--- TASK DIRECTIONS ---
Drop every picture and give the entries back exactly.

--- DATA RECORDS ---
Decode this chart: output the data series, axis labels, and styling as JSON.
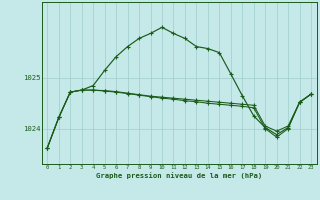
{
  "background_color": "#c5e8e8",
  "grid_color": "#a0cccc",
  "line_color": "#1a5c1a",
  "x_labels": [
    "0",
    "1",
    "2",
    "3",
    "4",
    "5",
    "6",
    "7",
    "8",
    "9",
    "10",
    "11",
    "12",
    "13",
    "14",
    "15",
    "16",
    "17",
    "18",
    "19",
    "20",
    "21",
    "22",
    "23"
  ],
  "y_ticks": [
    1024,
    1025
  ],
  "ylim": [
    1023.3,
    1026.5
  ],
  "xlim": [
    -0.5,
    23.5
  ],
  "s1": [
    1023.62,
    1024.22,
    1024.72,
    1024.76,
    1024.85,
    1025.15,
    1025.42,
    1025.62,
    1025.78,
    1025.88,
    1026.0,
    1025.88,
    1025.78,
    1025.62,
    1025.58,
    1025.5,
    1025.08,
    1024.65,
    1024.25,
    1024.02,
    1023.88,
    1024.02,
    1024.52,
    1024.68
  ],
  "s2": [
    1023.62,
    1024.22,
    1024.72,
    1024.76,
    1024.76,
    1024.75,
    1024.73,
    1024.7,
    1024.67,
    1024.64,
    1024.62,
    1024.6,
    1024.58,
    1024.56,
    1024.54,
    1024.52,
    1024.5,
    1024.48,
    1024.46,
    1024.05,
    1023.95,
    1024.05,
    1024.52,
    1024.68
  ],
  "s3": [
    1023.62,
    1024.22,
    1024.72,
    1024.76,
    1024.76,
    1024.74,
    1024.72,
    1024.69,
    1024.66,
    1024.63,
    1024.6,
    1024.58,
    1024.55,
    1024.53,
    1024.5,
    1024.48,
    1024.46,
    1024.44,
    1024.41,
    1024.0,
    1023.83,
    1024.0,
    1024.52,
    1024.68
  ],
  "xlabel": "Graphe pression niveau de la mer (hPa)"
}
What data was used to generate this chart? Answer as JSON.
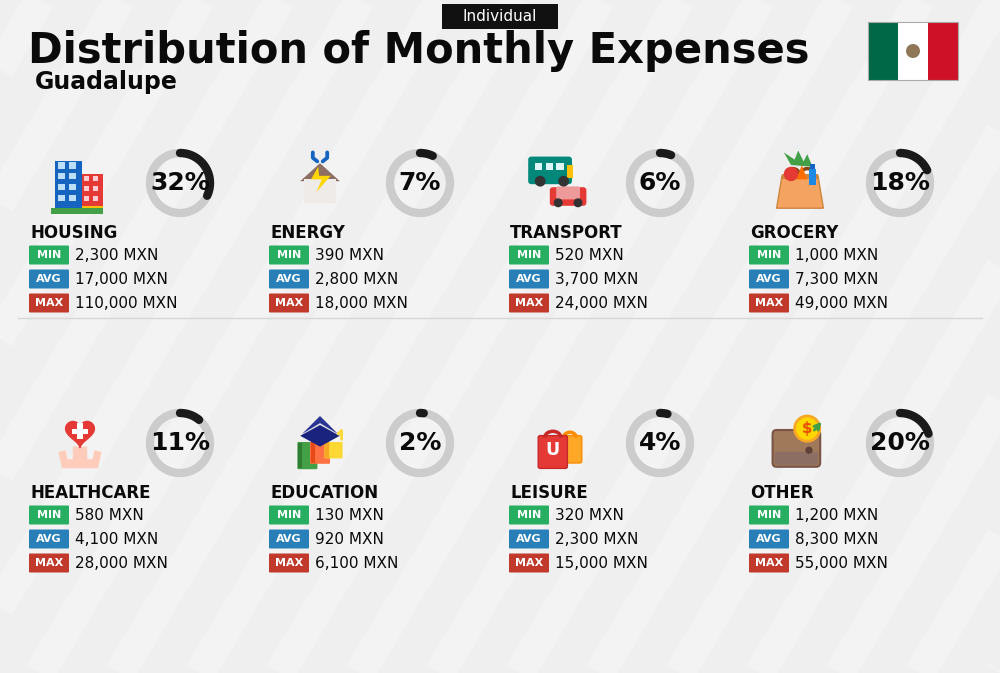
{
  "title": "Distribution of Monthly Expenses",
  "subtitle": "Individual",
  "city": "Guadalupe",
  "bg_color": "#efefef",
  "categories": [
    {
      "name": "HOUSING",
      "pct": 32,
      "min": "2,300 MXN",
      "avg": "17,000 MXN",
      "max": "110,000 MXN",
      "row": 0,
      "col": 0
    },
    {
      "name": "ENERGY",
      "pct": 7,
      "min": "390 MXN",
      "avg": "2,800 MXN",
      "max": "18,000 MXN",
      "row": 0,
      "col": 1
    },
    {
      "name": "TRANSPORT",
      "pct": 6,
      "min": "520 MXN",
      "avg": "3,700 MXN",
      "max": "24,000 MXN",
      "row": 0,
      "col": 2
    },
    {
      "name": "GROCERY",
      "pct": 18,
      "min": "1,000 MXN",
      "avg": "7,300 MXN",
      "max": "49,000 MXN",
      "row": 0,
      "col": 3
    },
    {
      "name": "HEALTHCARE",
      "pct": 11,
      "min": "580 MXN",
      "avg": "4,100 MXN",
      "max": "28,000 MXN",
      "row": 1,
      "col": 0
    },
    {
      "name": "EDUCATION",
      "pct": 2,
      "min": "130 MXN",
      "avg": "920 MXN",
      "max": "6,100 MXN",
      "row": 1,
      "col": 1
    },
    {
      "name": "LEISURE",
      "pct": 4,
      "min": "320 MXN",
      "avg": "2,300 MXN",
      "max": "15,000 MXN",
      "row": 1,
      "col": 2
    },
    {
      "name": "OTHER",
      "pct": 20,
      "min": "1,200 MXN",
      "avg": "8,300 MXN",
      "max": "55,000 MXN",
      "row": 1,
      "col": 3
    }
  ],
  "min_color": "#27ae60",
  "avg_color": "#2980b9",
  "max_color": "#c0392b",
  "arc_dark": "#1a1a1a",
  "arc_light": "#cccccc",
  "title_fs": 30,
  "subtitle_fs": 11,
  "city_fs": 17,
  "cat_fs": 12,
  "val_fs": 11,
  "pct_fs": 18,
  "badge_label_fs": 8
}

--- EXPECTED ANSWER ---
Decode this chart: output the data series, axis labels, and styling as JSON.
{
  "background_color": "#c5e8e8",
  "grid_color": "#a0cccc",
  "line_color": "#1a5c1a",
  "x_labels": [
    "0",
    "1",
    "2",
    "3",
    "4",
    "5",
    "6",
    "7",
    "8",
    "9",
    "10",
    "11",
    "12",
    "13",
    "14",
    "15",
    "16",
    "17",
    "18",
    "19",
    "20",
    "21",
    "22",
    "23"
  ],
  "y_ticks": [
    1024,
    1025
  ],
  "ylim": [
    1023.3,
    1026.5
  ],
  "xlim": [
    -0.5,
    23.5
  ],
  "s1": [
    1023.62,
    1024.22,
    1024.72,
    1024.76,
    1024.85,
    1025.15,
    1025.42,
    1025.62,
    1025.78,
    1025.88,
    1026.0,
    1025.88,
    1025.78,
    1025.62,
    1025.58,
    1025.5,
    1025.08,
    1024.65,
    1024.25,
    1024.02,
    1023.88,
    1024.02,
    1024.52,
    1024.68
  ],
  "s2": [
    1023.62,
    1024.22,
    1024.72,
    1024.76,
    1024.76,
    1024.75,
    1024.73,
    1024.7,
    1024.67,
    1024.64,
    1024.62,
    1024.6,
    1024.58,
    1024.56,
    1024.54,
    1024.52,
    1024.5,
    1024.48,
    1024.46,
    1024.05,
    1023.95,
    1024.05,
    1024.52,
    1024.68
  ],
  "s3": [
    1023.62,
    1024.22,
    1024.72,
    1024.76,
    1024.76,
    1024.74,
    1024.72,
    1024.69,
    1024.66,
    1024.63,
    1024.6,
    1024.58,
    1024.55,
    1024.53,
    1024.5,
    1024.48,
    1024.46,
    1024.44,
    1024.41,
    1024.0,
    1023.83,
    1024.0,
    1024.52,
    1024.68
  ],
  "xlabel": "Graphe pression niveau de la mer (hPa)"
}
What data was used to generate this chart? Answer as JSON.
{
  "title": "Distribution of Monthly Expenses",
  "subtitle": "Individual",
  "city": "Guadalupe",
  "bg_color": "#efefef",
  "categories": [
    {
      "name": "HOUSING",
      "pct": 32,
      "min": "2,300 MXN",
      "avg": "17,000 MXN",
      "max": "110,000 MXN",
      "row": 0,
      "col": 0
    },
    {
      "name": "ENERGY",
      "pct": 7,
      "min": "390 MXN",
      "avg": "2,800 MXN",
      "max": "18,000 MXN",
      "row": 0,
      "col": 1
    },
    {
      "name": "TRANSPORT",
      "pct": 6,
      "min": "520 MXN",
      "avg": "3,700 MXN",
      "max": "24,000 MXN",
      "row": 0,
      "col": 2
    },
    {
      "name": "GROCERY",
      "pct": 18,
      "min": "1,000 MXN",
      "avg": "7,300 MXN",
      "max": "49,000 MXN",
      "row": 0,
      "col": 3
    },
    {
      "name": "HEALTHCARE",
      "pct": 11,
      "min": "580 MXN",
      "avg": "4,100 MXN",
      "max": "28,000 MXN",
      "row": 1,
      "col": 0
    },
    {
      "name": "EDUCATION",
      "pct": 2,
      "min": "130 MXN",
      "avg": "920 MXN",
      "max": "6,100 MXN",
      "row": 1,
      "col": 1
    },
    {
      "name": "LEISURE",
      "pct": 4,
      "min": "320 MXN",
      "avg": "2,300 MXN",
      "max": "15,000 MXN",
      "row": 1,
      "col": 2
    },
    {
      "name": "OTHER",
      "pct": 20,
      "min": "1,200 MXN",
      "avg": "8,300 MXN",
      "max": "55,000 MXN",
      "row": 1,
      "col": 3
    }
  ],
  "min_color": "#27ae60",
  "avg_color": "#2980b9",
  "max_color": "#c0392b",
  "arc_dark": "#1a1a1a",
  "arc_light": "#cccccc",
  "title_fs": 30,
  "subtitle_fs": 11,
  "city_fs": 17,
  "cat_fs": 12,
  "val_fs": 11,
  "pct_fs": 18,
  "badge_label_fs": 8
}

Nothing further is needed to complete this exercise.